Dataset rows
--*--

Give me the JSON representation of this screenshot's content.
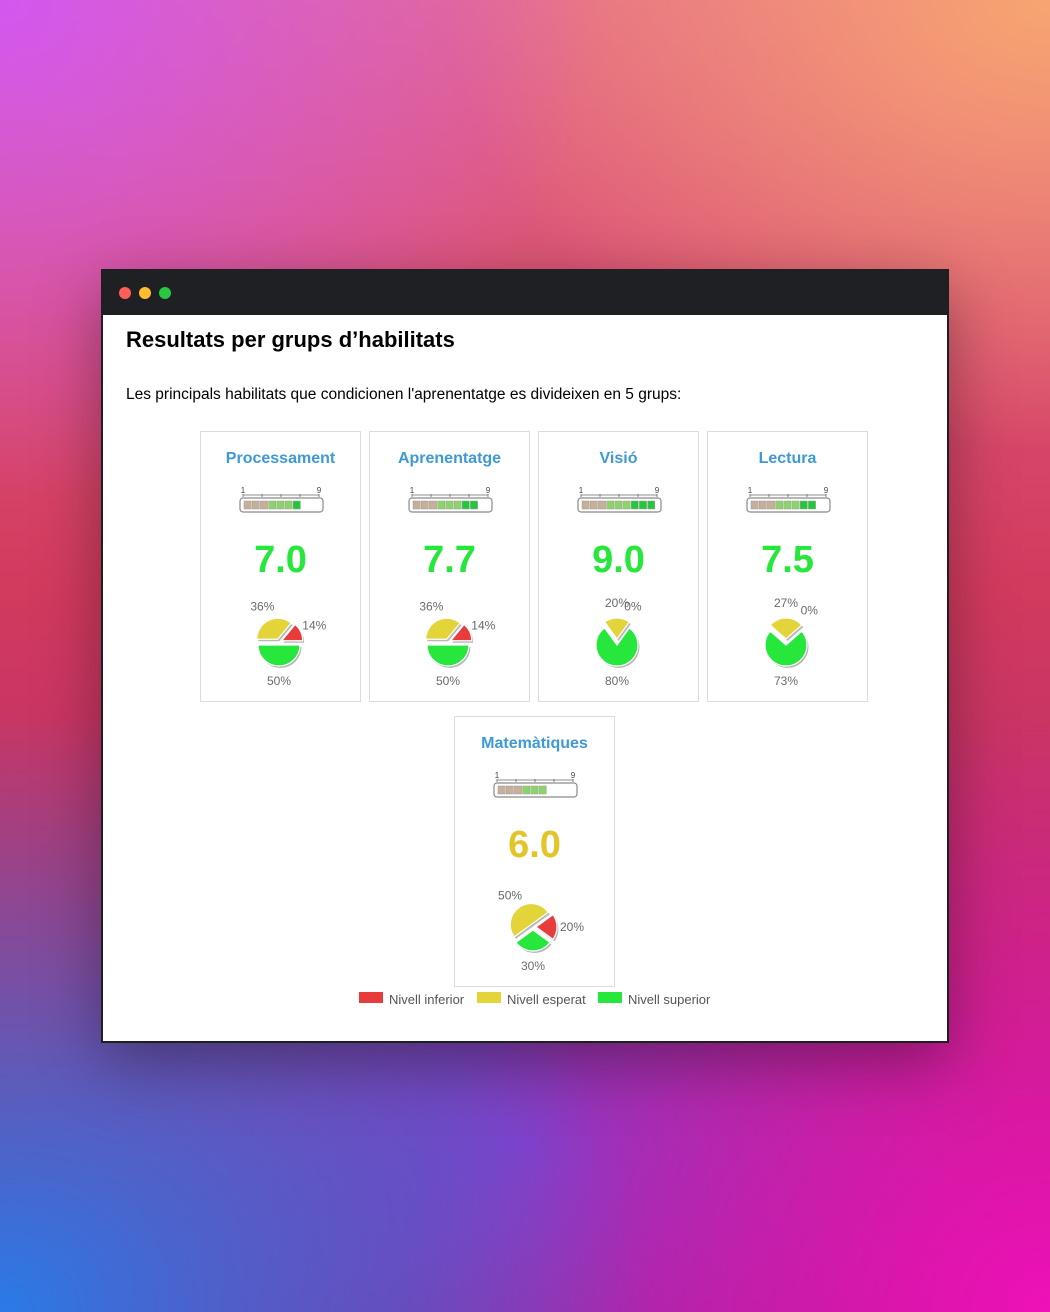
{
  "page": {
    "title": "Resultats per grups d’habilitats",
    "intro": "Les principals habilitats que condicionen l'aprenentatge es divideixen en 5 grups:"
  },
  "colors": {
    "inferior": "#e83b3b",
    "esperat": "#e3d43a",
    "superior": "#27e63c",
    "title_blue": "#3d9ad6",
    "score_green": "#27e63c",
    "score_yellow": "#e3c52a"
  },
  "scale": {
    "min_label": "1",
    "max_label": "9",
    "segments": 9
  },
  "groups": [
    {
      "name": "Processament",
      "score": "7.0",
      "score_level": "superior",
      "level_filled": 7,
      "distribution": {
        "inferior": 14,
        "esperat": 36,
        "superior": 50
      },
      "labels": {
        "inferior": "14%",
        "esperat": "36%",
        "superior": "50%"
      }
    },
    {
      "name": "Aprenentatge",
      "score": "7.7",
      "score_level": "superior",
      "level_filled": 8,
      "distribution": {
        "inferior": 14,
        "esperat": 36,
        "superior": 50
      },
      "labels": {
        "inferior": "14%",
        "esperat": "36%",
        "superior": "50%"
      }
    },
    {
      "name": "Visió",
      "score": "9.0",
      "score_level": "superior",
      "level_filled": 9,
      "distribution": {
        "inferior": 0,
        "esperat": 20,
        "superior": 80
      },
      "labels": {
        "inferior": "0%",
        "esperat": "20%",
        "superior": "80%"
      }
    },
    {
      "name": "Lectura",
      "score": "7.5",
      "score_level": "superior",
      "level_filled": 8,
      "distribution": {
        "inferior": 0,
        "esperat": 27,
        "superior": 73
      },
      "labels": {
        "inferior": "0%",
        "esperat": "27%",
        "superior": "73%"
      }
    },
    {
      "name": "Matemàtiques",
      "score": "6.0",
      "score_level": "esperat",
      "level_filled": 6,
      "distribution": {
        "inferior": 20,
        "esperat": 50,
        "superior": 30
      },
      "labels": {
        "inferior": "20%",
        "esperat": "50%",
        "superior": "30%"
      }
    }
  ],
  "legend": {
    "inferior": "Nivell inferior",
    "esperat": "Nivell esperat",
    "superior": "Nivell superior"
  }
}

--*--

REQUIREMENT: State how many lines of the records above contain "habilitats", with no words besides the number.

TASK RESPONSE: 2